*STATED TASK*
Select each line where the word "title" appears.

Part of a data file:
--------
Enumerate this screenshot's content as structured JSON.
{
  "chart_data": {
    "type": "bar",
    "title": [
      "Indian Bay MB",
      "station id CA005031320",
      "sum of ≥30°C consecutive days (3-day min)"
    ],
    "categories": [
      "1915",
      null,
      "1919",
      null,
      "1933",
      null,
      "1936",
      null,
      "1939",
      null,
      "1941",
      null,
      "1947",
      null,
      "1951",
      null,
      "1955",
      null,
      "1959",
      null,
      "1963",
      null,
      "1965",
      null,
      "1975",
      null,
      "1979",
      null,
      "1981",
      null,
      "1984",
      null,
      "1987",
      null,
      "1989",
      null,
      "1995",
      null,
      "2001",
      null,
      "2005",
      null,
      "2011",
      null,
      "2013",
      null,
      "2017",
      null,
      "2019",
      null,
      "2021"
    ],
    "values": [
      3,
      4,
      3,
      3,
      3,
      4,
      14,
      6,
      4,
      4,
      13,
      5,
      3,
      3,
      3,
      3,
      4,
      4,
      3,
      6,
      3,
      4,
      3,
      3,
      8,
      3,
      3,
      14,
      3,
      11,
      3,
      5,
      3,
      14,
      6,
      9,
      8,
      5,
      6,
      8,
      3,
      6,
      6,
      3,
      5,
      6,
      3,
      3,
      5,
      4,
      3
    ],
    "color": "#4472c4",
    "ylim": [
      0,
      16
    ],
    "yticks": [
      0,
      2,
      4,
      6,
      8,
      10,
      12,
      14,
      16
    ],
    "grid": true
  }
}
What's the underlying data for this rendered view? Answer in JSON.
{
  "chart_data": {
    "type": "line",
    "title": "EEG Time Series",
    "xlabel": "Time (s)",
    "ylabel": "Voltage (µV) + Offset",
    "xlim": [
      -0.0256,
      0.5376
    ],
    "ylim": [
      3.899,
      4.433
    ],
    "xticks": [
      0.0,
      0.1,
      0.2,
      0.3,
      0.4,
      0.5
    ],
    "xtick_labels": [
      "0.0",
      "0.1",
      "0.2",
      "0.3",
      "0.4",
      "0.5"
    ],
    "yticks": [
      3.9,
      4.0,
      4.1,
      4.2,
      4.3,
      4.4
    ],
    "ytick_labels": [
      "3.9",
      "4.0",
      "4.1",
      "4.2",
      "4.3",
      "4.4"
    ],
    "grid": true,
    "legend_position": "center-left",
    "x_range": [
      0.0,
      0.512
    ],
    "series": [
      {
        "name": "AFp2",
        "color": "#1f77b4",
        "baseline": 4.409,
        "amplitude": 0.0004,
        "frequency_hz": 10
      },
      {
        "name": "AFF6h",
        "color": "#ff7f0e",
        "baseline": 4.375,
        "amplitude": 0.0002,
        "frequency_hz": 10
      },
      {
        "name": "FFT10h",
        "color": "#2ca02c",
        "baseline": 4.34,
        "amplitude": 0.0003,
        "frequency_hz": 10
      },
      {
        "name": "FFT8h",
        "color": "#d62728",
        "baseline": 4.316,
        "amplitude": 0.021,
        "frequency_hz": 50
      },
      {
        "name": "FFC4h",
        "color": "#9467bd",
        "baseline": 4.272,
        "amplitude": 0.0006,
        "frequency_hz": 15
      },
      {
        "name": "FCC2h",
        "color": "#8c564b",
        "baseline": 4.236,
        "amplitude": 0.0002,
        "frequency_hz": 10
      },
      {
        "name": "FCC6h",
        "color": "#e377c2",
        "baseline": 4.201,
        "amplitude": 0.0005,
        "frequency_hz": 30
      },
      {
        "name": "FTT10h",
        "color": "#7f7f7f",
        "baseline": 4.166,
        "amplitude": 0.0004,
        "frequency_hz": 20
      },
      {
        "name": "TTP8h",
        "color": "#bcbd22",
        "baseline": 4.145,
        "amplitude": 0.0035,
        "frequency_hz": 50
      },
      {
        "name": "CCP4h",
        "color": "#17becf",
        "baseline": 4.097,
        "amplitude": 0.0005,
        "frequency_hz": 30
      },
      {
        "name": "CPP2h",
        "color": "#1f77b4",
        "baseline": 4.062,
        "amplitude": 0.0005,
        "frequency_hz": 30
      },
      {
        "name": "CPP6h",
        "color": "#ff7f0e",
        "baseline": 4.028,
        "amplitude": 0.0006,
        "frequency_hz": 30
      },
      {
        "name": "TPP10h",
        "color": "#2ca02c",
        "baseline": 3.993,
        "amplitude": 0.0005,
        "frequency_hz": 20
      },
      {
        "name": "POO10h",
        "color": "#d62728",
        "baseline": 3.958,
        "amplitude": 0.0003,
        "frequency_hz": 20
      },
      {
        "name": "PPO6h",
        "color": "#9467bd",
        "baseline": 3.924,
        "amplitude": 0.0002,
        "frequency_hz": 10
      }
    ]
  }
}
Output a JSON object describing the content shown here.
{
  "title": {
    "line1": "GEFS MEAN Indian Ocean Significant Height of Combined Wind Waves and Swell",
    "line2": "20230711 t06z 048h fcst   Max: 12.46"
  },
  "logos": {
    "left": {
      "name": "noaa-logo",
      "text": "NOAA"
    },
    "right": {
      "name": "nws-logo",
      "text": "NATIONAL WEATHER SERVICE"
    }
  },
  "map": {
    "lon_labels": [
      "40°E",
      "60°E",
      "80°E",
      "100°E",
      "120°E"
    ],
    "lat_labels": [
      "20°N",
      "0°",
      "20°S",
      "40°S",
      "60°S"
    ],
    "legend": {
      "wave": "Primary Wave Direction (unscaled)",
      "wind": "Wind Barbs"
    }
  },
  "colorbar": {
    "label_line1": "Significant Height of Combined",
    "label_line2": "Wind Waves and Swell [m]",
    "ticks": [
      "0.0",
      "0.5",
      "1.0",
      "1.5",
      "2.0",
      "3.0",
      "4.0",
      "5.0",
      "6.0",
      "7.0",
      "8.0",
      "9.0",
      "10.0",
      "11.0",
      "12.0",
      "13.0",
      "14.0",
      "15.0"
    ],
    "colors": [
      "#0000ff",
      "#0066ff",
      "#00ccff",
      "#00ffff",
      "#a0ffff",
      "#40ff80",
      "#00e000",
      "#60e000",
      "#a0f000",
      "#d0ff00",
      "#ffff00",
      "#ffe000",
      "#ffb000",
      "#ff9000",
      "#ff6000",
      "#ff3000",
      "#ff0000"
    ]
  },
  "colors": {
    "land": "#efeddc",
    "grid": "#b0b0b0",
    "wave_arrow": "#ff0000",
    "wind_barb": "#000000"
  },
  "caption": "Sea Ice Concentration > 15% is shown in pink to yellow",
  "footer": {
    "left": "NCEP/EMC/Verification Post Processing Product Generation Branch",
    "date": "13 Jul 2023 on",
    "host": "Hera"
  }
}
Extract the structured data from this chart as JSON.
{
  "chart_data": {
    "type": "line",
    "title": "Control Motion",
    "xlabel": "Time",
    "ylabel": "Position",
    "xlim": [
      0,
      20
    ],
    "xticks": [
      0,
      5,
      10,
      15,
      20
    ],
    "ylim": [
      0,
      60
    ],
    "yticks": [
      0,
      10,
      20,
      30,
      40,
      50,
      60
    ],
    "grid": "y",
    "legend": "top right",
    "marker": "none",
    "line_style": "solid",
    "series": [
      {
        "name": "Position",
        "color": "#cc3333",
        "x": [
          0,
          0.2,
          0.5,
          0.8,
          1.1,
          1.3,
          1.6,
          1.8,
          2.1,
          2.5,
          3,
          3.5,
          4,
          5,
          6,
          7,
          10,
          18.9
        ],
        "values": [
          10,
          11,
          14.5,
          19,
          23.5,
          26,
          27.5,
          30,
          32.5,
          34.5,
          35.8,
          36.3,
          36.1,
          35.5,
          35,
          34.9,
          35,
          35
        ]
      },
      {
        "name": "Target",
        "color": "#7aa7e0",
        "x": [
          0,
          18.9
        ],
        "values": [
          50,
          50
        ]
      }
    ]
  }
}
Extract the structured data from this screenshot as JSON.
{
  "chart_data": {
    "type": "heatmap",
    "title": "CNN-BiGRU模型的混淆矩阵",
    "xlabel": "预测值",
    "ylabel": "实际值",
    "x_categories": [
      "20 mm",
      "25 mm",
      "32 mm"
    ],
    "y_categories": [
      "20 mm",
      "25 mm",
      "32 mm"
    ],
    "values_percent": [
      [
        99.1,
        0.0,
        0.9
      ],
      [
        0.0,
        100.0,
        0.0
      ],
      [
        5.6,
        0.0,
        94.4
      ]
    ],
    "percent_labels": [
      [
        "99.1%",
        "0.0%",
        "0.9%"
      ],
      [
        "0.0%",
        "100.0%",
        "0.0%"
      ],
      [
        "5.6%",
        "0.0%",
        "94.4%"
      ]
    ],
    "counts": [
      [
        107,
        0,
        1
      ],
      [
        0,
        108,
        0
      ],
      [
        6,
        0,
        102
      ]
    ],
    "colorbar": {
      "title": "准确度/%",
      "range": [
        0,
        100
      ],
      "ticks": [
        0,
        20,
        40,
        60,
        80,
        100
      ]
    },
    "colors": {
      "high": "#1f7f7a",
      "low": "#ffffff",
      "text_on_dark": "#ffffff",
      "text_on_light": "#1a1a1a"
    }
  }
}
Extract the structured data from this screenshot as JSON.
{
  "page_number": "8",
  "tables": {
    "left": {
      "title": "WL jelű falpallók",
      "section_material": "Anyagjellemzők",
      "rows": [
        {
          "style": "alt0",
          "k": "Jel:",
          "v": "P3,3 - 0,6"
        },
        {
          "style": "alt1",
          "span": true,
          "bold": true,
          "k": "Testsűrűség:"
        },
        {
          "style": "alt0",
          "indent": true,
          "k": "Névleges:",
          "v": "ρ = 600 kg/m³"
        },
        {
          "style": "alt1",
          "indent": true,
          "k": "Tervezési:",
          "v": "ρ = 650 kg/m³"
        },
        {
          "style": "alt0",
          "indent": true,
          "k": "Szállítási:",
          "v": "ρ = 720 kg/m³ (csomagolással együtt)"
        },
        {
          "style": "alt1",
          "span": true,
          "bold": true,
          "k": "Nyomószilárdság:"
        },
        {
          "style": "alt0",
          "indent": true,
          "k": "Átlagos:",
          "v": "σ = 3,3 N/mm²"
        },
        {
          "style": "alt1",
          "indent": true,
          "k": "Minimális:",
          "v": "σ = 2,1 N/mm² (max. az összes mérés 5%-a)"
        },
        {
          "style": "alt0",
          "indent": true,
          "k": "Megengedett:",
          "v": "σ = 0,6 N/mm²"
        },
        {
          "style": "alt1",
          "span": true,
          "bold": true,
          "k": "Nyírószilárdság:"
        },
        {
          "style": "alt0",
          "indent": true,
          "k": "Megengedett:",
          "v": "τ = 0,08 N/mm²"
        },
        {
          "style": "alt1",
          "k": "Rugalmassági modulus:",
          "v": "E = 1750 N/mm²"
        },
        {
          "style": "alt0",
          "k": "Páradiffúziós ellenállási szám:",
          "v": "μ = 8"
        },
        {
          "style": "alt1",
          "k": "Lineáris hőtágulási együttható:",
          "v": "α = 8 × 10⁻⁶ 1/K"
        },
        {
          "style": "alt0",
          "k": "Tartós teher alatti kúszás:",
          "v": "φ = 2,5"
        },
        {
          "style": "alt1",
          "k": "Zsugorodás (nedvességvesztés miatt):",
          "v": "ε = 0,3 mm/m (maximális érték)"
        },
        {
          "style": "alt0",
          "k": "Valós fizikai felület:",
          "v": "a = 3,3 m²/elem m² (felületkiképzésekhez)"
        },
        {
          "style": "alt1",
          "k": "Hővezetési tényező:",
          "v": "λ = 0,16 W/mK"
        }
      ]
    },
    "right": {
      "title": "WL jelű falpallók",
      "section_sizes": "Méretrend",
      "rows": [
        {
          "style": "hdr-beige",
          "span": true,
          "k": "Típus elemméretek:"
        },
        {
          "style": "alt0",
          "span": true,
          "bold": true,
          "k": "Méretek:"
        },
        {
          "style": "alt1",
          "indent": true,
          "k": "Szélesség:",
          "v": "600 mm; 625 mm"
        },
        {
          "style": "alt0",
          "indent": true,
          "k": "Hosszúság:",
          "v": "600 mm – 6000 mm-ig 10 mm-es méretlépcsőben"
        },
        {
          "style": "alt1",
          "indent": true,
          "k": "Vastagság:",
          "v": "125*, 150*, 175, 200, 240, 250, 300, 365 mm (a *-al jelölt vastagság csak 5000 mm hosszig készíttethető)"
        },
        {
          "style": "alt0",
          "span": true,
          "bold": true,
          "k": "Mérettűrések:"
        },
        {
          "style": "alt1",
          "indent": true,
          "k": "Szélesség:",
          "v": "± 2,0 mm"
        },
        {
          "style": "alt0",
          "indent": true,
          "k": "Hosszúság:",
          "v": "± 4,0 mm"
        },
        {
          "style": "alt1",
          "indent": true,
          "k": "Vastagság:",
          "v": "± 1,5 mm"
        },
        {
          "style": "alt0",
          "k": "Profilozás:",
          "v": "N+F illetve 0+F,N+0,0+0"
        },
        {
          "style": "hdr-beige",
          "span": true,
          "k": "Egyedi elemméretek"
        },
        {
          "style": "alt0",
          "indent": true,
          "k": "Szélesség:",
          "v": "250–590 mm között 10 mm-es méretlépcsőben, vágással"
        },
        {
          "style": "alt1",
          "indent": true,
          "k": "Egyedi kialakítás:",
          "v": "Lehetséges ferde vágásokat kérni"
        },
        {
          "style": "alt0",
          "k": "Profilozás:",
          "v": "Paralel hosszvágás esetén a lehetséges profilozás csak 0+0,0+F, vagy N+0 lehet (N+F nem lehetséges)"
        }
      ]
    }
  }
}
--------
*FINAL RESULT*
    "title": [
    "title": "EEG Time Series",
  "title": {
    "title": "Control Motion",
    "title": "CNN-BiGRU模型的混淆矩阵",
      "title": "准确度/%",
      "title": "WL jelű falpallók",
      "title": "WL jelű falpallók",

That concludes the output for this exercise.